**Exercise goal**
Repeat back every line of the data, exactly.

**Record excerpts**
-.-.-

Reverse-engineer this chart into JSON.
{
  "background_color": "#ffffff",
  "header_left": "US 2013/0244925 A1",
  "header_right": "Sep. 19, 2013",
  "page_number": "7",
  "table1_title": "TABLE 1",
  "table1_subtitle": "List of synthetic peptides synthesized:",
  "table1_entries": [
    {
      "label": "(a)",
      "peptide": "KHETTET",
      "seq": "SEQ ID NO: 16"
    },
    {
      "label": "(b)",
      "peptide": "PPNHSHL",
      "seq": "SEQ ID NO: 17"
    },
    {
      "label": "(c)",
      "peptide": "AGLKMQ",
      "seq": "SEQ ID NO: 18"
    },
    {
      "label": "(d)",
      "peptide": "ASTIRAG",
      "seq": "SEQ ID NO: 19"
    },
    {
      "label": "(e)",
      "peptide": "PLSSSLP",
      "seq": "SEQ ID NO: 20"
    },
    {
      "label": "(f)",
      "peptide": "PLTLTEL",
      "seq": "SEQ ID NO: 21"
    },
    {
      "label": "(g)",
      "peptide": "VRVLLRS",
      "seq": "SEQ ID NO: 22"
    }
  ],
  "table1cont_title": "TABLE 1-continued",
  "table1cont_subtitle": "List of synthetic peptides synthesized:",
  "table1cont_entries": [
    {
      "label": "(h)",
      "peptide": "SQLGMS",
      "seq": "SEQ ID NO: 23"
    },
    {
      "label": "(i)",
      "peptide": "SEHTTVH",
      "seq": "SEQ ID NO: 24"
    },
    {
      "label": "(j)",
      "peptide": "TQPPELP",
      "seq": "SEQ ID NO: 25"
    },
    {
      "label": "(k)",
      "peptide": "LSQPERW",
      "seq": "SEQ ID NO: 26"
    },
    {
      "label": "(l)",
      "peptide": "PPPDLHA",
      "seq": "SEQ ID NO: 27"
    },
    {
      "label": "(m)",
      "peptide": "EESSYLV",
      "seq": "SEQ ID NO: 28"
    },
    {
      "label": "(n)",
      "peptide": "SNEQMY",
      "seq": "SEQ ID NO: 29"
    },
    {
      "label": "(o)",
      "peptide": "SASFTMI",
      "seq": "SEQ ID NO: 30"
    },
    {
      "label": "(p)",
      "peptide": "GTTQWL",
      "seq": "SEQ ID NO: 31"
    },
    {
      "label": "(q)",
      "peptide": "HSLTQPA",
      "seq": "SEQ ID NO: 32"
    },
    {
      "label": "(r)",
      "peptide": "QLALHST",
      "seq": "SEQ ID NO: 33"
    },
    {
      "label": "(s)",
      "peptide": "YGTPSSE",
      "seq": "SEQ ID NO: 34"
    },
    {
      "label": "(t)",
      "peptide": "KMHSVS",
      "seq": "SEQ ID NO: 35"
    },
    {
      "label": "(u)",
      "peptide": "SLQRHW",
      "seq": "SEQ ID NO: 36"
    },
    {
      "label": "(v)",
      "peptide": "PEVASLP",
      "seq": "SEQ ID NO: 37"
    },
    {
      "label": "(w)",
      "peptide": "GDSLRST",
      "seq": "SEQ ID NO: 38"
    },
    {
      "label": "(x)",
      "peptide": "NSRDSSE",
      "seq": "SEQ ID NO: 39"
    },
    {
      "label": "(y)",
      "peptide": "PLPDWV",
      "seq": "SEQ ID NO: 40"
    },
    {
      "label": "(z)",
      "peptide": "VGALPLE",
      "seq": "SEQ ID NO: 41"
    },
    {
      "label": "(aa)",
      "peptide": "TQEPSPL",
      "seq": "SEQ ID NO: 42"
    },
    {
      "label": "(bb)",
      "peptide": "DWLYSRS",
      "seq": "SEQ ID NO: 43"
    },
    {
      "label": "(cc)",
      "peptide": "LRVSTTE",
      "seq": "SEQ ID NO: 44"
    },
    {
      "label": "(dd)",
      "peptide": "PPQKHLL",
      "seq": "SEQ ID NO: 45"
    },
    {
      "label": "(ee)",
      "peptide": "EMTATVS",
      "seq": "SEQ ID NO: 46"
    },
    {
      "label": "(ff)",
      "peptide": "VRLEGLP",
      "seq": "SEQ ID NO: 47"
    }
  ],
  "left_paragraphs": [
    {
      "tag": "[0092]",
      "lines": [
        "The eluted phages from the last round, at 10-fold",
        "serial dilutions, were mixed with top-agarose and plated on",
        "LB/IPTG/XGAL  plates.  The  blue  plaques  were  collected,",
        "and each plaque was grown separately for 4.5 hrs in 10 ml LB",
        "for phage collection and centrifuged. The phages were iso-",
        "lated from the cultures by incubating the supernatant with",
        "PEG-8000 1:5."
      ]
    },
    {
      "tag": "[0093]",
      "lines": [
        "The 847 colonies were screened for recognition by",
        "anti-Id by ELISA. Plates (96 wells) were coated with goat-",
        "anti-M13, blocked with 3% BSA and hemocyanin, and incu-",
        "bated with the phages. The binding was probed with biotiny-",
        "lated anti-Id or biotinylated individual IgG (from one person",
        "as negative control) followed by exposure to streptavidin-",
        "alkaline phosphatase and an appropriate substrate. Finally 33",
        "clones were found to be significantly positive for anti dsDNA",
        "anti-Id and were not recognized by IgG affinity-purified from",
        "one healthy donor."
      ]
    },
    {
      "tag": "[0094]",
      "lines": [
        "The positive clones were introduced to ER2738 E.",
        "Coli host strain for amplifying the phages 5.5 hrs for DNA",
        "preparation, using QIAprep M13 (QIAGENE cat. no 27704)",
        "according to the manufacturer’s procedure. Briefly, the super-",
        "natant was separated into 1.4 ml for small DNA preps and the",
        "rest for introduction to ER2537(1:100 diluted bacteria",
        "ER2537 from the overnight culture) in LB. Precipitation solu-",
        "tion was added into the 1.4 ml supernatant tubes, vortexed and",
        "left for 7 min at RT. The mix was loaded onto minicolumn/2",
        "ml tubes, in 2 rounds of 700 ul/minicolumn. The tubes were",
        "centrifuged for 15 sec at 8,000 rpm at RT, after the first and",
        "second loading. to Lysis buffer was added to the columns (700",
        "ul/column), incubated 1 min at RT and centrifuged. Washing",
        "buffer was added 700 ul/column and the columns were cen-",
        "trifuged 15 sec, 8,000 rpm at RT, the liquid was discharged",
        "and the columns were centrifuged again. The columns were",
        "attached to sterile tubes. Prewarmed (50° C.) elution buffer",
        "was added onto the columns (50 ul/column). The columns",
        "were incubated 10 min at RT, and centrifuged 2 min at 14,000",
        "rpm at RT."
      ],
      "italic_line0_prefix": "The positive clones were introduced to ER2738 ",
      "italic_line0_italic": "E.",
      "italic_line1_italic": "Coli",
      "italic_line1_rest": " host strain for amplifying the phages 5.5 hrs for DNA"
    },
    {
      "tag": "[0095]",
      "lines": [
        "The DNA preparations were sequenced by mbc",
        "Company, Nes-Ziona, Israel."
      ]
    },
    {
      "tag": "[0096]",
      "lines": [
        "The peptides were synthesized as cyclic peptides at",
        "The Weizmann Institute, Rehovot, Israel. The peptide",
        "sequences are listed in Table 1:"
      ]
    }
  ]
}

-.-.-

**Answer to this task**
Reverse-engineer this chart into JSON.
{
  "background_color": "#ffffff",
  "header_left": "US 2013/0244925 A1",
  "header_right": "Sep. 19, 2013",
  "page_number": "7",
  "table1_title": "TABLE 1",
  "table1_subtitle": "List of synthetic peptides synthesized:",
  "table1_entries": [
    {
      "label": "(a)",
      "peptide": "KHETTET",
      "seq": "SEQ ID NO: 16"
    },
    {
      "label": "(b)",
      "peptide": "PPNHSHL",
      "seq": "SEQ ID NO: 17"
    },
    {
      "label": "(c)",
      "peptide": "AGLKMQ",
      "seq": "SEQ ID NO: 18"
    },
    {
      "label": "(d)",
      "peptide": "ASTIRAG",
      "seq": "SEQ ID NO: 19"
    },
    {
      "label": "(e)",
      "peptide": "PLSSSLP",
      "seq": "SEQ ID NO: 20"
    },
    {
      "label": "(f)",
      "peptide": "PLTLTEL",
      "seq": "SEQ ID NO: 21"
    },
    {
      "label": "(g)",
      "peptide": "VRVLLRS",
      "seq": "SEQ ID NO: 22"
    }
  ],
  "table1cont_title": "TABLE 1-continued",
  "table1cont_subtitle": "List of synthetic peptides synthesized:",
  "table1cont_entries": [
    {
      "label": "(h)",
      "peptide": "SQLGMS",
      "seq": "SEQ ID NO: 23"
    },
    {
      "label": "(i)",
      "peptide": "SEHTTVH",
      "seq": "SEQ ID NO: 24"
    },
    {
      "label": "(j)",
      "peptide": "TQPPELP",
      "seq": "SEQ ID NO: 25"
    },
    {
      "label": "(k)",
      "peptide": "LSQPERW",
      "seq": "SEQ ID NO: 26"
    },
    {
      "label": "(l)",
      "peptide": "PPPDLHA",
      "seq": "SEQ ID NO: 27"
    },
    {
      "label": "(m)",
      "peptide": "EESSYLV",
      "seq": "SEQ ID NO: 28"
    },
    {
      "label": "(n)",
      "peptide": "SNEQMY",
      "seq": "SEQ ID NO: 29"
    },
    {
      "label": "(o)",
      "peptide": "SASFTMI",
      "seq": "SEQ ID NO: 30"
    },
    {
      "label": "(p)",
      "peptide": "GTTQWL",
      "seq": "SEQ ID NO: 31"
    },
    {
      "label": "(q)",
      "peptide": "HSLTQPA",
      "seq": "SEQ ID NO: 32"
    },
    {
      "label": "(r)",
      "peptide": "QLALHST",
      "seq": "SEQ ID NO: 33"
    },
    {
      "label": "(s)",
      "peptide": "YGTPSSE",
      "seq": "SEQ ID NO: 34"
    },
    {
      "label": "(t)",
      "peptide": "KMHSVS",
      "seq": "SEQ ID NO: 35"
    },
    {
      "label": "(u)",
      "peptide": "SLQRHW",
      "seq": "SEQ ID NO: 36"
    },
    {
      "label": "(v)",
      "peptide": "PEVASLP",
      "seq": "SEQ ID NO: 37"
    },
    {
      "label": "(w)",
      "peptide": "GDSLRST",
      "seq": "SEQ ID NO: 38"
    },
    {
      "label": "(x)",
      "peptide": "NSRDSSE",
      "seq": "SEQ ID NO: 39"
    },
    {
      "label": "(y)",
      "peptide": "PLPDWV",
      "seq": "SEQ ID NO: 40"
    },
    {
      "label": "(z)",
      "peptide": "VGALPLE",
      "seq": "SEQ ID NO: 41"
    },
    {
      "label": "(aa)",
      "peptide": "TQEPSPL",
      "seq": "SEQ ID NO: 42"
    },
    {
      "label": "(bb)",
      "peptide": "DWLYSRS",
      "seq": "SEQ ID NO: 43"
    },
    {
      "label": "(cc)",
      "peptide": "LRVSTTE",
      "seq": "SEQ ID NO: 44"
    },
    {
      "label": "(dd)",
      "peptide": "PPQKHLL",
      "seq": "SEQ ID NO: 45"
    },
    {
      "label": "(ee)",
      "peptide": "EMTATVS",
      "seq": "SEQ ID NO: 46"
    },
    {
      "label": "(ff)",
      "peptide": "VRLEGLP",
      "seq": "SEQ ID NO: 47"
    }
  ],
  "left_paragraphs": [
    {
      "tag": "[0092]",
      "lines": [
        "The eluted phages from the last round, at 10-fold",
        "serial dilutions, were mixed with top-agarose and plated on",
        "LB/IPTG/XGAL  plates.  The  blue  plaques  were  collected,",
        "and each plaque was grown separately for 4.5 hrs in 10 ml LB",
        "for phage collection and centrifuged. The phages were iso-",
        "lated from the cultures by incubating the supernatant with",
        "PEG-8000 1:5."
      ]
    },
    {
      "tag": "[0093]",
      "lines": [
        "The 847 colonies were screened for recognition by",
        "anti-Id by ELISA. Plates (96 wells) were coated with goat-",
        "anti-M13, blocked with 3% BSA and hemocyanin, and incu-",
        "bated with the phages. The binding was probed with biotiny-",
        "lated anti-Id or biotinylated individual IgG (from one person",
        "as negative control) followed by exposure to streptavidin-",
        "alkaline phosphatase and an appropriate substrate. Finally 33",
        "clones were found to be significantly positive for anti dsDNA",
        "anti-Id and were not recognized by IgG affinity-purified from",
        "one healthy donor."
      ]
    },
    {
      "tag": "[0094]",
      "lines": [
        "The positive clones were introduced to ER2738 E.",
        "Coli host strain for amplifying the phages 5.5 hrs for DNA",
        "preparation, using QIAprep M13 (QIAGENE cat. no 27704)",
        "according to the manufacturer’s procedure. Briefly, the super-",
        "natant was separated into 1.4 ml for small DNA preps and the",
        "rest for introduction to ER2537(1:100 diluted bacteria",
        "ER2537 from the overnight culture) in LB. Precipitation solu-",
        "tion was added into the 1.4 ml supernatant tubes, vortexed and",
        "left for 7 min at RT. The mix was loaded onto minicolumn/2",
        "ml tubes, in 2 rounds of 700 ul/minicolumn. The tubes were",
        "centrifuged for 15 sec at 8,000 rpm at RT, after the first and",
        "second loading. to Lysis buffer was added to the columns (700",
        "ul/column), incubated 1 min at RT and centrifuged. Washing",
        "buffer was added 700 ul/column and the columns were cen-",
        "trifuged 15 sec, 8,000 rpm at RT, the liquid was discharged",
        "and the columns were centrifuged again. The columns were",
        "attached to sterile tubes. Prewarmed (50° C.) elution buffer",
        "was added onto the columns (50 ul/column). The columns",
        "were incubated 10 min at RT, and centrifuged 2 min at 14,000",
        "rpm at RT."
      ],
      "italic_line0_prefix": "The positive clones were introduced to ER2738 ",
      "italic_line0_italic": "E.",
      "italic_line1_italic": "Coli",
      "italic_line1_rest": " host strain for amplifying the phages 5.5 hrs for DNA"
    },
    {
      "tag": "[0095]",
      "lines": [
        "The DNA preparations were sequenced by mbc",
        "Company, Nes-Ziona, Israel."
      ]
    },
    {
      "tag": "[0096]",
      "lines": [
        "The peptides were synthesized as cyclic peptides at",
        "The Weizmann Institute, Rehovot, Israel. The peptide",
        "sequences are listed in Table 1:"
      ]
    }
  ]
}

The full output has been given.